**Objective**:
Without omitting anything, retype the data that follows.
------------------------------------------------
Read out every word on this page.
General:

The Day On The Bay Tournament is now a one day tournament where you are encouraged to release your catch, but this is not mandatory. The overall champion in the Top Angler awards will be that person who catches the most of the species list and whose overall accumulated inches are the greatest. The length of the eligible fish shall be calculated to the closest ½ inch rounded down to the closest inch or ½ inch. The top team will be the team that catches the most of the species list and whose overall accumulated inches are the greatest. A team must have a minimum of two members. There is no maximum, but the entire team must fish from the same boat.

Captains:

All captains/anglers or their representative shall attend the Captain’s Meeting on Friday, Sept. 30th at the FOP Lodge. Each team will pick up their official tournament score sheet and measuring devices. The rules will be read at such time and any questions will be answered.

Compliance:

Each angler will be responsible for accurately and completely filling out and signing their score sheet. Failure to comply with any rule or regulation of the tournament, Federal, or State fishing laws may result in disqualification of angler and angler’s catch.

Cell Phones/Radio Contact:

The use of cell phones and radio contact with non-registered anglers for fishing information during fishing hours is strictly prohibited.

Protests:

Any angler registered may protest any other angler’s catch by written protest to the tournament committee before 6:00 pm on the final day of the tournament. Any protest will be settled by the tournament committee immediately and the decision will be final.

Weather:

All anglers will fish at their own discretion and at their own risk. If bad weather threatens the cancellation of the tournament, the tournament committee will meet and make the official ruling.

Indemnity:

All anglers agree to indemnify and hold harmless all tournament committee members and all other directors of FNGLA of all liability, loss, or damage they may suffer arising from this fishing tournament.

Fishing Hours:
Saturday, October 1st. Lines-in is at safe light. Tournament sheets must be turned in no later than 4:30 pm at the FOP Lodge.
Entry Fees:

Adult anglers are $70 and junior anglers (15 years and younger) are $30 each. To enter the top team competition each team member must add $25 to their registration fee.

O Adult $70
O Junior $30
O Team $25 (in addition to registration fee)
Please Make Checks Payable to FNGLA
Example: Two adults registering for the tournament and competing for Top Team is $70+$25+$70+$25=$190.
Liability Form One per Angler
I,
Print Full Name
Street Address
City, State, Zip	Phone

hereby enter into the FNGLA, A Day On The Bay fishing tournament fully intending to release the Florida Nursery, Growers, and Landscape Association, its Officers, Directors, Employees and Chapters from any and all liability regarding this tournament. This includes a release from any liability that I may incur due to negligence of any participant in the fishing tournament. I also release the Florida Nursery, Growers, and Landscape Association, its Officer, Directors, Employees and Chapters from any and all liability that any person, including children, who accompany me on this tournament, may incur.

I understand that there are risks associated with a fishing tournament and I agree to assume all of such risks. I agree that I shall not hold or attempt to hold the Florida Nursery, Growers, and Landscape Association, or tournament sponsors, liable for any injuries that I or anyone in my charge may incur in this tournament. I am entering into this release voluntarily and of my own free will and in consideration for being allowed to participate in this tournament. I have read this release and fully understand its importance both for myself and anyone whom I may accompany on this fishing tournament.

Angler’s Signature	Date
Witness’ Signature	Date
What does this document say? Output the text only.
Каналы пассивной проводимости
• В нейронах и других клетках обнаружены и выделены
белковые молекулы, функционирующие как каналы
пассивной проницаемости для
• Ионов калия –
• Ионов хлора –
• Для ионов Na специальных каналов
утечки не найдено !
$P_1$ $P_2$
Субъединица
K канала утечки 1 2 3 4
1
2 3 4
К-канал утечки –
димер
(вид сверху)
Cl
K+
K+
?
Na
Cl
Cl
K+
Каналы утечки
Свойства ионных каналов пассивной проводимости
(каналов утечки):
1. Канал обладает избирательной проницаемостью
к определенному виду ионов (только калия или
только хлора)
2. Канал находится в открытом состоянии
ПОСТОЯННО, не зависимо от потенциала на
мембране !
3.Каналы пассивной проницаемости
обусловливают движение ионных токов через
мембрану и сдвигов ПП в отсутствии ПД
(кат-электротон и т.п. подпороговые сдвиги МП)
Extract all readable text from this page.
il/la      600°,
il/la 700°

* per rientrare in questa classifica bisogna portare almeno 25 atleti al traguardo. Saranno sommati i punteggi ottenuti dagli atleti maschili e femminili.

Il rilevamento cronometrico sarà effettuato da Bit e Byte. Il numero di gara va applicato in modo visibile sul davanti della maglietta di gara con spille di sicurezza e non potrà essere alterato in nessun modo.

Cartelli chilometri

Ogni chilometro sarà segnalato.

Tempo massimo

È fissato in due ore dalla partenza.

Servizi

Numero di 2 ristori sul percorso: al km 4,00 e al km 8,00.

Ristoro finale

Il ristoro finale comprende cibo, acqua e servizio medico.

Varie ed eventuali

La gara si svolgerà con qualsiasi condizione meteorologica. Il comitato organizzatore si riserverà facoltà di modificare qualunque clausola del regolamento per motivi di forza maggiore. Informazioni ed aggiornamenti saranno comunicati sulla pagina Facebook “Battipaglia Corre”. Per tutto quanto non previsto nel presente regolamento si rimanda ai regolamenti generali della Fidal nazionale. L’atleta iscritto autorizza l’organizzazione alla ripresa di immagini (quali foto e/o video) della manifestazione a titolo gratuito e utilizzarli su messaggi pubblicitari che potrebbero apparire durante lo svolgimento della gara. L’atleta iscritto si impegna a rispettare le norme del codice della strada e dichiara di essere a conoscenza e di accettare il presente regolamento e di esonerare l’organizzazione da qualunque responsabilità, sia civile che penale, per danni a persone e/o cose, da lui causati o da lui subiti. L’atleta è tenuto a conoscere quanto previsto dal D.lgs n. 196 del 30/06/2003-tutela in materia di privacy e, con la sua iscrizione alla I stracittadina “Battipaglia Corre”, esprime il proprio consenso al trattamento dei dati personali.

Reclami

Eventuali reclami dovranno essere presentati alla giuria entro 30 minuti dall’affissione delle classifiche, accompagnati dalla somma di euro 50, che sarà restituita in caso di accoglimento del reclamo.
------------------------------------------------
**In response**:
Read out every word on this page.
General:

The Day On The Bay Tournament is now a one day tournament where you are encouraged to release your catch, but this is not mandatory. The overall champion in the Top Angler awards will be that person who catches the most of the species list and whose overall accumulated inches are the greatest. The length of the eligible fish shall be calculated to the closest ½ inch rounded down to the closest inch or ½ inch. The top team will be the team that catches the most of the species list and whose overall accumulated inches are the greatest. A team must have a minimum of two members. There is no maximum, but the entire team must fish from the same boat.

Captains:

All captains/anglers or their representative shall attend the Captain’s Meeting on Friday, Sept. 30th at the FOP Lodge. Each team will pick up their official tournament score sheet and measuring devices. The rules will be read at such time and any questions will be answered.

Compliance:

Each angler will be responsible for accurately and completely filling out and signing their score sheet. Failure to comply with any rule or regulation of the tournament, Federal, or State fishing laws may result in disqualification of angler and angler’s catch.

Cell Phones/Radio Contact:

The use of cell phones and radio contact with non-registered anglers for fishing information during fishing hours is strictly prohibited.

Protests:

Any angler registered may protest any other angler’s catch by written protest to the tournament committee before 6:00 pm on the final day of the tournament. Any protest will be settled by the tournament committee immediately and the decision will be final.

Weather:

All anglers will fish at their own discretion and at their own risk. If bad weather threatens the cancellation of the tournament, the tournament committee will meet and make the official ruling.

Indemnity:

All anglers agree to indemnify and hold harmless all tournament committee members and all other directors of FNGLA of all liability, loss, or damage they may suffer arising from this fishing tournament.

Fishing Hours:
Saturday, October 1st. Lines-in is at safe light. Tournament sheets must be turned in no later than 4:30 pm at the FOP Lodge.
Entry Fees:

Adult anglers are $70 and junior anglers (15 years and younger) are $30 each. To enter the top team competition each team member must add $25 to their registration fee.

O Adult $70
O Junior $30
O Team $25 (in addition to registration fee)
Please Make Checks Payable to FNGLA
Example: Two adults registering for the tournament and competing for Top Team is $70+$25+$70+$25=$190.
Liability Form One per Angler
I,
Print Full Name
Street Address
City, State, Zip	Phone

hereby enter into the FNGLA, A Day On The Bay fishing tournament fully intending to release the Florida Nursery, Growers, and Landscape Association, its Officers, Directors, Employees and Chapters from any and all liability regarding this tournament. This includes a release from any liability that I may incur due to negligence of any participant in the fishing tournament. I also release the Florida Nursery, Growers, and Landscape Association, its Officer, Directors, Employees and Chapters from any and all liability that any person, including children, who accompany me on this tournament, may incur.

I understand that there are risks associated with a fishing tournament and I agree to assume all of such risks. I agree that I shall not hold or attempt to hold the Florida Nursery, Growers, and Landscape Association, or tournament sponsors, liable for any injuries that I or anyone in my charge may incur in this tournament. I am entering into this release voluntarily and of my own free will and in consideration for being allowed to participate in this tournament. I have read this release and fully understand its importance both for myself and anyone whom I may accompany on this fishing tournament.

Angler’s Signature	Date
Witness’ Signature	Date
What does this document say? Output the text only.
Каналы пассивной проводимости
• В нейронах и других клетках обнаружены и выделены
белковые молекулы, функционирующие как каналы
пассивной проницаемости для
• Ионов калия –
• Ионов хлора –
• Для ионов Na специальных каналов
утечки не найдено !
$P_1$ $P_2$
Субъединица
K канала утечки 1 2 3 4
1
2 3 4
К-канал утечки –
димер
(вид сверху)
Cl
K+
K+
?
Na
Cl
Cl
K+
Каналы утечки
Свойства ионных каналов пассивной проводимости
(каналов утечки):
1. Канал обладает избирательной проницаемостью
к определенному виду ионов (только калия или
только хлора)
2. Канал находится в открытом состоянии
ПОСТОЯННО, не зависимо от потенциала на
мембране !
3.Каналы пассивной проницаемости
обусловливают движение ионных токов через
мембрану и сдвигов ПП в отсутствии ПД
(кат-электротон и т.п. подпороговые сдвиги МП)
Extract all readable text from this page.
il/la      600°,
il/la 700°

* per rientrare in questa classifica bisogna portare almeno 25 atleti al traguardo. Saranno sommati i punteggi ottenuti dagli atleti maschili e femminili.

Il rilevamento cronometrico sarà effettuato da Bit e Byte. Il numero di gara va applicato in modo visibile sul davanti della maglietta di gara con spille di sicurezza e non potrà essere alterato in nessun modo.

Cartelli chilometri

Ogni chilometro sarà segnalato.

Tempo massimo

È fissato in due ore dalla partenza.

Servizi

Numero di 2 ristori sul percorso: al km 4,00 e al km 8,00.

Ristoro finale

Il ristoro finale comprende cibo, acqua e servizio medico.

Varie ed eventuali

La gara si svolgerà con qualsiasi condizione meteorologica. Il comitato organizzatore si riserverà facoltà di modificare qualunque clausola del regolamento per motivi di forza maggiore. Informazioni ed aggiornamenti saranno comunicati sulla pagina Facebook “Battipaglia Corre”. Per tutto quanto non previsto nel presente regolamento si rimanda ai regolamenti generali della Fidal nazionale. L’atleta iscritto autorizza l’organizzazione alla ripresa di immagini (quali foto e/o video) della manifestazione a titolo gratuito e utilizzarli su messaggi pubblicitari che potrebbero apparire durante lo svolgimento della gara. L’atleta iscritto si impegna a rispettare le norme del codice della strada e dichiara di essere a conoscenza e di accettare il presente regolamento e di esonerare l’organizzazione da qualunque responsabilità, sia civile che penale, per danni a persone e/o cose, da lui causati o da lui subiti. L’atleta è tenuto a conoscere quanto previsto dal D.lgs n. 196 del 30/06/2003-tutela in materia di privacy e, con la sua iscrizione alla I stracittadina “Battipaglia Corre”, esprime il proprio consenso al trattamento dei dati personali.

Reclami

Eventuali reclami dovranno essere presentati alla giuria entro 30 minuti dall’affissione delle classifiche, accompagnati dalla somma di euro 50, che sarà restituita in caso di accoglimento del reclamo.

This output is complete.